Prompt
Output the lines that follow exactly as they are.

Material
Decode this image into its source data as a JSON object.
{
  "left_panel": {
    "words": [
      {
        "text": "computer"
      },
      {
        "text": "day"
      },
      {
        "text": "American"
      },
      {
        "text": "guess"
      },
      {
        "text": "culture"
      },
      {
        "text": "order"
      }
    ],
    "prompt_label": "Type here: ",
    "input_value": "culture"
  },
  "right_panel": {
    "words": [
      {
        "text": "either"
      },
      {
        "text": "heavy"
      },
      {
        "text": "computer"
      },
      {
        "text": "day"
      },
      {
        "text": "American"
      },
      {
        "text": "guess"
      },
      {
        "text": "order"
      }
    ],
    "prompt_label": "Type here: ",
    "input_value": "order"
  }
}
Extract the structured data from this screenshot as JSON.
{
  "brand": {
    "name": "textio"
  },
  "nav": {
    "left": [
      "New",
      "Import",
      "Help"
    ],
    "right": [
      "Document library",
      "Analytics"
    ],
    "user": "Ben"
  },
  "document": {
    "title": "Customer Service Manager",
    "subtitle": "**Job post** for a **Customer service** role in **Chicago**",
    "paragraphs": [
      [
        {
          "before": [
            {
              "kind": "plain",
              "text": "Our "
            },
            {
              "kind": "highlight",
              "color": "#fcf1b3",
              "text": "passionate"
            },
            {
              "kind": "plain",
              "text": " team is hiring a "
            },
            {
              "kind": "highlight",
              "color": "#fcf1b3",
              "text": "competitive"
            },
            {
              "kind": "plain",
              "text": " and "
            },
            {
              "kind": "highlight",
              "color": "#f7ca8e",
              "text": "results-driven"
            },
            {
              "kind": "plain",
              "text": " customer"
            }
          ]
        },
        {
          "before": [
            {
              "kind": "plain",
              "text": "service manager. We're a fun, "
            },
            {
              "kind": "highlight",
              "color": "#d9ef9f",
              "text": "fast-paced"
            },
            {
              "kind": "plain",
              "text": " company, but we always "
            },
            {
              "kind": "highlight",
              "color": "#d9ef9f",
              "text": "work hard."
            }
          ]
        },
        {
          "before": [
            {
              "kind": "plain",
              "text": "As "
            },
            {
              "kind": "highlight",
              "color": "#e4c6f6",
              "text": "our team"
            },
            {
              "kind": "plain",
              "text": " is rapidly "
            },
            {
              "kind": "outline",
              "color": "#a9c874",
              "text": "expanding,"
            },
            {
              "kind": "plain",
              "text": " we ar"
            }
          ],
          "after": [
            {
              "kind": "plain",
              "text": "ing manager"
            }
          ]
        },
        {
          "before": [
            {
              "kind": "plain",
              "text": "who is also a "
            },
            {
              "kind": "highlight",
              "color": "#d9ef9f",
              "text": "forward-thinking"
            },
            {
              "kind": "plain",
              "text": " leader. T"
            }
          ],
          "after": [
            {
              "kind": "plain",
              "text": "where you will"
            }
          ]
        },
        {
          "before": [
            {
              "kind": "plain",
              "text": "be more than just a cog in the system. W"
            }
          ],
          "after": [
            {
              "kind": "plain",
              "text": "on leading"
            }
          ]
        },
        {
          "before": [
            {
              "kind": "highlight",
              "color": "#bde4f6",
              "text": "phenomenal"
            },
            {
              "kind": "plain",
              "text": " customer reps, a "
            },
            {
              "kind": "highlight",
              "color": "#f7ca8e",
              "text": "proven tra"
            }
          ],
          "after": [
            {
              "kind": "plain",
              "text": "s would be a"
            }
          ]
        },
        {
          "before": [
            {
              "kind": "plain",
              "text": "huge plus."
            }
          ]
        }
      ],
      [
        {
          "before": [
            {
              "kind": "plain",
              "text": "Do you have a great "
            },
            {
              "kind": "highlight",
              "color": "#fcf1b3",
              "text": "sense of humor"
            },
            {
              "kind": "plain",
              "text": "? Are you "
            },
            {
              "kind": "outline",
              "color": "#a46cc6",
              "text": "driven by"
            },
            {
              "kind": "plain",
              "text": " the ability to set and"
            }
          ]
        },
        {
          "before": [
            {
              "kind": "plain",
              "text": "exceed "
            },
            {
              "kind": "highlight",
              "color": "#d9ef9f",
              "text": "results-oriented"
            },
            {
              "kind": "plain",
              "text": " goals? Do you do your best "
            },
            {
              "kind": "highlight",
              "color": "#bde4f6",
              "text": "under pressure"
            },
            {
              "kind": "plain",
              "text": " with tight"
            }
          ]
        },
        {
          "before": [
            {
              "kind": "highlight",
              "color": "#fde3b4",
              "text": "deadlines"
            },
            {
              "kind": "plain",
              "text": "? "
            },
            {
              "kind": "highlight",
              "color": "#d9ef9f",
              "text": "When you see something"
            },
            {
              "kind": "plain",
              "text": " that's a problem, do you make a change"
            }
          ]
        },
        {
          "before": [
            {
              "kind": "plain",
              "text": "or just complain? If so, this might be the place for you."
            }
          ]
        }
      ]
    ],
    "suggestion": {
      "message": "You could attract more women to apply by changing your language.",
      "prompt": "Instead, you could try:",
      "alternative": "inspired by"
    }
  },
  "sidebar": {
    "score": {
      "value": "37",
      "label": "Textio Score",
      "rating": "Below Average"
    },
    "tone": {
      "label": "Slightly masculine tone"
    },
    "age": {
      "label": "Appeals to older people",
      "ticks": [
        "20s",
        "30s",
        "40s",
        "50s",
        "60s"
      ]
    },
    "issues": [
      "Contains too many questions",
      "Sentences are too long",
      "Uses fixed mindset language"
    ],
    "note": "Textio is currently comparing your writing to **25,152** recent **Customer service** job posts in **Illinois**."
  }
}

Written reply
Decode this image into its source data as a JSON object.
{
  "left_panel": {
    "words": [
      {
        "text": "computer"
      },
      {
        "text": "day"
      },
      {
        "text": "American"
      },
      {
        "text": "guess"
      },
      {
        "text": "culture"
      },
      {
        "text": "order"
      }
    ],
    "prompt_label": "Type here: ",
    "input_value": "culture"
  },
  "right_panel": {
    "words": [
      {
        "text": "either"
      },
      {
        "text": "heavy"
      },
      {
        "text": "computer"
      },
      {
        "text": "day"
      },
      {
        "text": "American"
      },
      {
        "text": "guess"
      },
      {
        "text": "order"
      }
    ],
    "prompt_label": "Type here: ",
    "input_value": "order"
  }
}
Extract the structured data from this screenshot as JSON.
{
  "brand": {
    "name": "textio"
  },
  "nav": {
    "left": [
      "New",
      "Import",
      "Help"
    ],
    "right": [
      "Document library",
      "Analytics"
    ],
    "user": "Ben"
  },
  "document": {
    "title": "Customer Service Manager",
    "subtitle": "**Job post** for a **Customer service** role in **Chicago**",
    "paragraphs": [
      [
        {
          "before": [
            {
              "kind": "plain",
              "text": "Our "
            },
            {
              "kind": "highlight",
              "color": "#fcf1b3",
              "text": "passionate"
            },
            {
              "kind": "plain",
              "text": " team is hiring a "
            },
            {
              "kind": "highlight",
              "color": "#fcf1b3",
              "text": "competitive"
            },
            {
              "kind": "plain",
              "text": " and "
            },
            {
              "kind": "highlight",
              "color": "#f7ca8e",
              "text": "results-driven"
            },
            {
              "kind": "plain",
              "text": " customer"
            }
          ]
        },
        {
          "before": [
            {
              "kind": "plain",
              "text": "service manager. We're a fun, "
            },
            {
              "kind": "highlight",
              "color": "#d9ef9f",
              "text": "fast-paced"
            },
            {
              "kind": "plain",
              "text": " company, but we always "
            },
            {
              "kind": "highlight",
              "color": "#d9ef9f",
              "text": "work hard."
            }
          ]
        },
        {
          "before": [
            {
              "kind": "plain",
              "text": "As "
            },
            {
              "kind": "highlight",
              "color": "#e4c6f6",
              "text": "our team"
            },
            {
              "kind": "plain",
              "text": " is rapidly "
            },
            {
              "kind": "outline",
              "color": "#a9c874",
              "text": "expanding,"
            },
            {
              "kind": "plain",
              "text": " we ar"
            }
          ],
          "after": [
            {
              "kind": "plain",
              "text": "ing manager"
            }
          ]
        },
        {
          "before": [
            {
              "kind": "plain",
              "text": "who is also a "
            },
            {
              "kind": "highlight",
              "color": "#d9ef9f",
              "text": "forward-thinking"
            },
            {
              "kind": "plain",
              "text": " leader. T"
            }
          ],
          "after": [
            {
              "kind": "plain",
              "text": "where you will"
            }
          ]
        },
        {
          "before": [
            {
              "kind": "plain",
              "text": "be more than just a cog in the system. W"
            }
          ],
          "after": [
            {
              "kind": "plain",
              "text": "on leading"
            }
          ]
        },
        {
          "before": [
            {
              "kind": "highlight",
              "color": "#bde4f6",
              "text": "phenomenal"
            },
            {
              "kind": "plain",
              "text": " customer reps, a "
            },
            {
              "kind": "highlight",
              "color": "#f7ca8e",
              "text": "proven tra"
            }
          ],
          "after": [
            {
              "kind": "plain",
              "text": "s would be a"
            }
          ]
        },
        {
          "before": [
            {
              "kind": "plain",
              "text": "huge plus."
            }
          ]
        }
      ],
      [
        {
          "before": [
            {
              "kind": "plain",
              "text": "Do you have a great "
            },
            {
              "kind": "highlight",
              "color": "#fcf1b3",
              "text": "sense of humor"
            },
            {
              "kind": "plain",
              "text": "? Are you "
            },
            {
              "kind": "outline",
              "color": "#a46cc6",
              "text": "driven by"
            },
            {
              "kind": "plain",
              "text": " the ability to set and"
            }
          ]
        },
        {
          "before": [
            {
              "kind": "plain",
              "text": "exceed "
            },
            {
              "kind": "highlight",
              "color": "#d9ef9f",
              "text": "results-oriented"
            },
            {
              "kind": "plain",
              "text": " goals? Do you do your best "
            },
            {
              "kind": "highlight",
              "color": "#bde4f6",
              "text": "under pressure"
            },
            {
              "kind": "plain",
              "text": " with tight"
            }
          ]
        },
        {
          "before": [
            {
              "kind": "highlight",
              "color": "#fde3b4",
              "text": "deadlines"
            },
            {
              "kind": "plain",
              "text": "? "
            },
            {
              "kind": "highlight",
              "color": "#d9ef9f",
              "text": "When you see something"
            },
            {
              "kind": "plain",
              "text": " that's a problem, do you make a change"
            }
          ]
        },
        {
          "before": [
            {
              "kind": "plain",
              "text": "or just complain? If so, this might be the place for you."
            }
          ]
        }
      ]
    ],
    "suggestion": {
      "message": "You could attract more women to apply by changing your language.",
      "prompt": "Instead, you could try:",
      "alternative": "inspired by"
    }
  },
  "sidebar": {
    "score": {
      "value": "37",
      "label": "Textio Score",
      "rating": "Below Average"
    },
    "tone": {
      "label": "Slightly masculine tone"
    },
    "age": {
      "label": "Appeals to older people",
      "ticks": [
        "20s",
        "30s",
        "40s",
        "50s",
        "60s"
      ]
    },
    "issues": [
      "Contains too many questions",
      "Sentences are too long",
      "Uses fixed mindset language"
    ],
    "note": "Textio is currently comparing your writing to **25,152** recent **Customer service** job posts in **Illinois**."
  }
}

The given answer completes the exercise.